Directions: Each entry below is to be transcribed exactly.

>>>

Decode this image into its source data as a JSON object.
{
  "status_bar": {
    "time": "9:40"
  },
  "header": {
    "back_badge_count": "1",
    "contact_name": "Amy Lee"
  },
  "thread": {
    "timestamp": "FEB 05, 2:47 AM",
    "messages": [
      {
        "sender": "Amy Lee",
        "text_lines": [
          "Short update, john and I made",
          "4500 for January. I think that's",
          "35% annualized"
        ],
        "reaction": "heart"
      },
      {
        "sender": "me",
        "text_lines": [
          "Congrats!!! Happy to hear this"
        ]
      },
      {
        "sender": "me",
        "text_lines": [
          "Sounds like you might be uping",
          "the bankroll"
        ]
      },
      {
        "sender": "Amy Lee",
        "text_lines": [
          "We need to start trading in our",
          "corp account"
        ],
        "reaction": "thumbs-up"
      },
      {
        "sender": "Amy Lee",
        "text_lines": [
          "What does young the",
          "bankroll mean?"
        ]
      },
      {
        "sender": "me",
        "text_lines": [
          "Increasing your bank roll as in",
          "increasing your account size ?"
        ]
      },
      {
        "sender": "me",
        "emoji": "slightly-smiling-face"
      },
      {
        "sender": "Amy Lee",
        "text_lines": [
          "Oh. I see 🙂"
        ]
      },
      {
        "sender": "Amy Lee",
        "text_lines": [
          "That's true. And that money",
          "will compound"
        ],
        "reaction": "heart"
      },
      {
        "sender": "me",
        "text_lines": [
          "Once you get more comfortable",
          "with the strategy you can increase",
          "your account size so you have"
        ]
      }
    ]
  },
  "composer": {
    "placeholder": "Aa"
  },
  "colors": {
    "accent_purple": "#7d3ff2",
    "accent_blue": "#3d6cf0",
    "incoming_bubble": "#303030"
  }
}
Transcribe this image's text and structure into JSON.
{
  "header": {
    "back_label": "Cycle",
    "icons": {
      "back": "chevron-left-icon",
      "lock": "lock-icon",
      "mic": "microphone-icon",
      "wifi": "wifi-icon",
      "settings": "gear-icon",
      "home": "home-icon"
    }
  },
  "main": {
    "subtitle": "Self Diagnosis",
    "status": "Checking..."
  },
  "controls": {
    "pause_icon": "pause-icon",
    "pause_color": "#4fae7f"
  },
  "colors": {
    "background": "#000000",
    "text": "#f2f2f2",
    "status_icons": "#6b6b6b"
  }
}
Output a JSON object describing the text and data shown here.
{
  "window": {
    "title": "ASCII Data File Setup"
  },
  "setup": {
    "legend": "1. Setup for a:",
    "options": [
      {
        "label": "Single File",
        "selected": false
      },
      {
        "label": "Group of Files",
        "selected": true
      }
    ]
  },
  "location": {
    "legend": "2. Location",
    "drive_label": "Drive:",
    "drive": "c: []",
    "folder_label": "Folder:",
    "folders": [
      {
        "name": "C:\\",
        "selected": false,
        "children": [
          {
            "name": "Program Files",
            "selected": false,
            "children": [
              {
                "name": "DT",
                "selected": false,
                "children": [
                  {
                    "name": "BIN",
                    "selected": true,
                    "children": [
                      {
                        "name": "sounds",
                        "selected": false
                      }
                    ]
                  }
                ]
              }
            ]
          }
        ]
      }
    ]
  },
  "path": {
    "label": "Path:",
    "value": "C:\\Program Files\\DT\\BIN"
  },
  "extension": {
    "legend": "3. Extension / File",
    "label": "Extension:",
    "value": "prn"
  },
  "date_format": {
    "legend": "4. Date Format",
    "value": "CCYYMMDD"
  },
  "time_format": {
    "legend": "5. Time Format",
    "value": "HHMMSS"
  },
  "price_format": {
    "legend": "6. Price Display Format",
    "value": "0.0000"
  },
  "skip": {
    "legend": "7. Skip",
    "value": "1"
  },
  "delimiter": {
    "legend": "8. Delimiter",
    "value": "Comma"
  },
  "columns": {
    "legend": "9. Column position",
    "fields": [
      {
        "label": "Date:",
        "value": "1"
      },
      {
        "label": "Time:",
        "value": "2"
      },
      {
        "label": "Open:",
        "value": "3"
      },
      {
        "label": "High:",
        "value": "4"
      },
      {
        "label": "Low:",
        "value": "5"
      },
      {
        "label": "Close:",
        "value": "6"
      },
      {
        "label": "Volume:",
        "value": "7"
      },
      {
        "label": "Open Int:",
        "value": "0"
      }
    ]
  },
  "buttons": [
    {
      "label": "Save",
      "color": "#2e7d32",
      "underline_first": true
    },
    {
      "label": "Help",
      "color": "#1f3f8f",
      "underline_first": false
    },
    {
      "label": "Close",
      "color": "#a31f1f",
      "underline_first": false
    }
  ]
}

<<<

Correct output:
Decode this image into its source data as a JSON object.
{
  "status_bar": {
    "time": "9:40"
  },
  "header": {
    "back_badge_count": "1",
    "contact_name": "Amy Lee"
  },
  "thread": {
    "timestamp": "FEB 05, 2:47 AM",
    "messages": [
      {
        "sender": "Amy Lee",
        "text_lines": [
          "Short update, john and I made",
          "4500 for January. I think that's",
          "35% annualized"
        ],
        "reaction": "heart"
      },
      {
        "sender": "me",
        "text_lines": [
          "Congrats!!! Happy to hear this"
        ]
      },
      {
        "sender": "me",
        "text_lines": [
          "Sounds like you might be uping",
          "the bankroll"
        ]
      },
      {
        "sender": "Amy Lee",
        "text_lines": [
          "We need to start trading in our",
          "corp account"
        ],
        "reaction": "thumbs-up"
      },
      {
        "sender": "Amy Lee",
        "text_lines": [
          "What does young the",
          "bankroll mean?"
        ]
      },
      {
        "sender": "me",
        "text_lines": [
          "Increasing your bank roll as in",
          "increasing your account size ?"
        ]
      },
      {
        "sender": "me",
        "emoji": "slightly-smiling-face"
      },
      {
        "sender": "Amy Lee",
        "text_lines": [
          "Oh. I see 🙂"
        ]
      },
      {
        "sender": "Amy Lee",
        "text_lines": [
          "That's true. And that money",
          "will compound"
        ],
        "reaction": "heart"
      },
      {
        "sender": "me",
        "text_lines": [
          "Once you get more comfortable",
          "with the strategy you can increase",
          "your account size so you have"
        ]
      }
    ]
  },
  "composer": {
    "placeholder": "Aa"
  },
  "colors": {
    "accent_purple": "#7d3ff2",
    "accent_blue": "#3d6cf0",
    "incoming_bubble": "#303030"
  }
}
Transcribe this image's text and structure into JSON.
{
  "header": {
    "back_label": "Cycle",
    "icons": {
      "back": "chevron-left-icon",
      "lock": "lock-icon",
      "mic": "microphone-icon",
      "wifi": "wifi-icon",
      "settings": "gear-icon",
      "home": "home-icon"
    }
  },
  "main": {
    "subtitle": "Self Diagnosis",
    "status": "Checking..."
  },
  "controls": {
    "pause_icon": "pause-icon",
    "pause_color": "#4fae7f"
  },
  "colors": {
    "background": "#000000",
    "text": "#f2f2f2",
    "status_icons": "#6b6b6b"
  }
}
Output a JSON object describing the text and data shown here.
{
  "window": {
    "title": "ASCII Data File Setup"
  },
  "setup": {
    "legend": "1. Setup for a:",
    "options": [
      {
        "label": "Single File",
        "selected": false
      },
      {
        "label": "Group of Files",
        "selected": true
      }
    ]
  },
  "location": {
    "legend": "2. Location",
    "drive_label": "Drive:",
    "drive": "c: []",
    "folder_label": "Folder:",
    "folders": [
      {
        "name": "C:\\",
        "selected": false,
        "children": [
          {
            "name": "Program Files",
            "selected": false,
            "children": [
              {
                "name": "DT",
                "selected": false,
                "children": [
                  {
                    "name": "BIN",
                    "selected": true,
                    "children": [
                      {
                        "name": "sounds",
                        "selected": false
                      }
                    ]
                  }
                ]
              }
            ]
          }
        ]
      }
    ]
  },
  "path": {
    "label": "Path:",
    "value": "C:\\Program Files\\DT\\BIN"
  },
  "extension": {
    "legend": "3. Extension / File",
    "label": "Extension:",
    "value": "prn"
  },
  "date_format": {
    "legend": "4. Date Format",
    "value": "CCYYMMDD"
  },
  "time_format": {
    "legend": "5. Time Format",
    "value": "HHMMSS"
  },
  "price_format": {
    "legend": "6. Price Display Format",
    "value": "0.0000"
  },
  "skip": {
    "legend": "7. Skip",
    "value": "1"
  },
  "delimiter": {
    "legend": "8. Delimiter",
    "value": "Comma"
  },
  "columns": {
    "legend": "9. Column position",
    "fields": [
      {
        "label": "Date:",
        "value": "1"
      },
      {
        "label": "Time:",
        "value": "2"
      },
      {
        "label": "Open:",
        "value": "3"
      },
      {
        "label": "High:",
        "value": "4"
      },
      {
        "label": "Low:",
        "value": "5"
      },
      {
        "label": "Close:",
        "value": "6"
      },
      {
        "label": "Volume:",
        "value": "7"
      },
      {
        "label": "Open Int:",
        "value": "0"
      }
    ]
  },
  "buttons": [
    {
      "label": "Save",
      "color": "#2e7d32",
      "underline_first": true
    },
    {
      "label": "Help",
      "color": "#1f3f8f",
      "underline_first": false
    },
    {
      "label": "Close",
      "color": "#a31f1f",
      "underline_first": false
    }
  ]
}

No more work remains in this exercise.